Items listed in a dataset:
....................

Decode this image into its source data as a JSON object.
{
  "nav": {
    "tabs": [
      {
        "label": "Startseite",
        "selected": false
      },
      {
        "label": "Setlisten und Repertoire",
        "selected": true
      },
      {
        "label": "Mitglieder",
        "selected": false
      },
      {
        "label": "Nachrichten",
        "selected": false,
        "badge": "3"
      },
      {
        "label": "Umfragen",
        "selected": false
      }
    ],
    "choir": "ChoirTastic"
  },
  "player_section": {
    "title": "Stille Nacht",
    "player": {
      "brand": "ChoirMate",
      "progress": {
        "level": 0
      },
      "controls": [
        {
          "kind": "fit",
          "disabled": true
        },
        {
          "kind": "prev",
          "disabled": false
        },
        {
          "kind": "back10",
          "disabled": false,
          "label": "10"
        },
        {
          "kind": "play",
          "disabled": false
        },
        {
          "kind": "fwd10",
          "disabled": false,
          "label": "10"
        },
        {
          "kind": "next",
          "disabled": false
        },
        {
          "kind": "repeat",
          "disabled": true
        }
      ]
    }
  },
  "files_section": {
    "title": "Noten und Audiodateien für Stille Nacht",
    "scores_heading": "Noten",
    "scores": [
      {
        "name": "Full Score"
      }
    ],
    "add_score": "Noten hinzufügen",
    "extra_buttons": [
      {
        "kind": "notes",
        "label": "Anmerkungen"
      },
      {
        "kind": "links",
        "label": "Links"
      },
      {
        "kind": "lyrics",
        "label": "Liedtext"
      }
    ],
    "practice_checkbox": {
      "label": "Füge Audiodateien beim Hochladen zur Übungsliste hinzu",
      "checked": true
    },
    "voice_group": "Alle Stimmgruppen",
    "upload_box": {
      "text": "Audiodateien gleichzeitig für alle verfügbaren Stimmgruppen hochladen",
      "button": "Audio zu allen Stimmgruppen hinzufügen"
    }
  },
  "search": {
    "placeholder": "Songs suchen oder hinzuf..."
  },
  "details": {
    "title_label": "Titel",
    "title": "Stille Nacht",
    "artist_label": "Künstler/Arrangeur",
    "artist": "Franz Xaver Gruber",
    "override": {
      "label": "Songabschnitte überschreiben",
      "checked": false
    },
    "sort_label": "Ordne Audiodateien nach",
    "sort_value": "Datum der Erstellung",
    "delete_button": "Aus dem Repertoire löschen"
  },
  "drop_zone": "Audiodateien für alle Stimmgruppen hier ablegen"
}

....................

- [Your task]
Using the records above, gather all lines where the string "Stimmgruppen" is present.

- [The reply]
    "voice_group": "Alle Stimmgruppen",
      "text": "Audiodateien gleichzeitig für alle verfügbaren Stimmgruppen hochladen",
      "button": "Audio zu allen Stimmgruppen hinzufügen"
  "drop_zone": "Audiodateien für alle Stimmgruppen hier ablegen"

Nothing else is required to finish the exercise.